Collected data:
══════════════════════════════

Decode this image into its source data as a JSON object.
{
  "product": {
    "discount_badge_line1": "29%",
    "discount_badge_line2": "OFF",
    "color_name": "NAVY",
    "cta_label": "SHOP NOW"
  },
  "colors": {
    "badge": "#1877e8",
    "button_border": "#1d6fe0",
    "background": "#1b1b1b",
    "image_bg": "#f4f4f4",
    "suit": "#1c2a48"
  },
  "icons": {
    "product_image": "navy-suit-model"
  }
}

══════════════════════════════

* **Task instructions**:
Lines of the material that contain the word "suit" are to be gathered.

* **Solution for this problem**:
    "suit": "#1c2a48"
    "product_image": "navy-suit-model"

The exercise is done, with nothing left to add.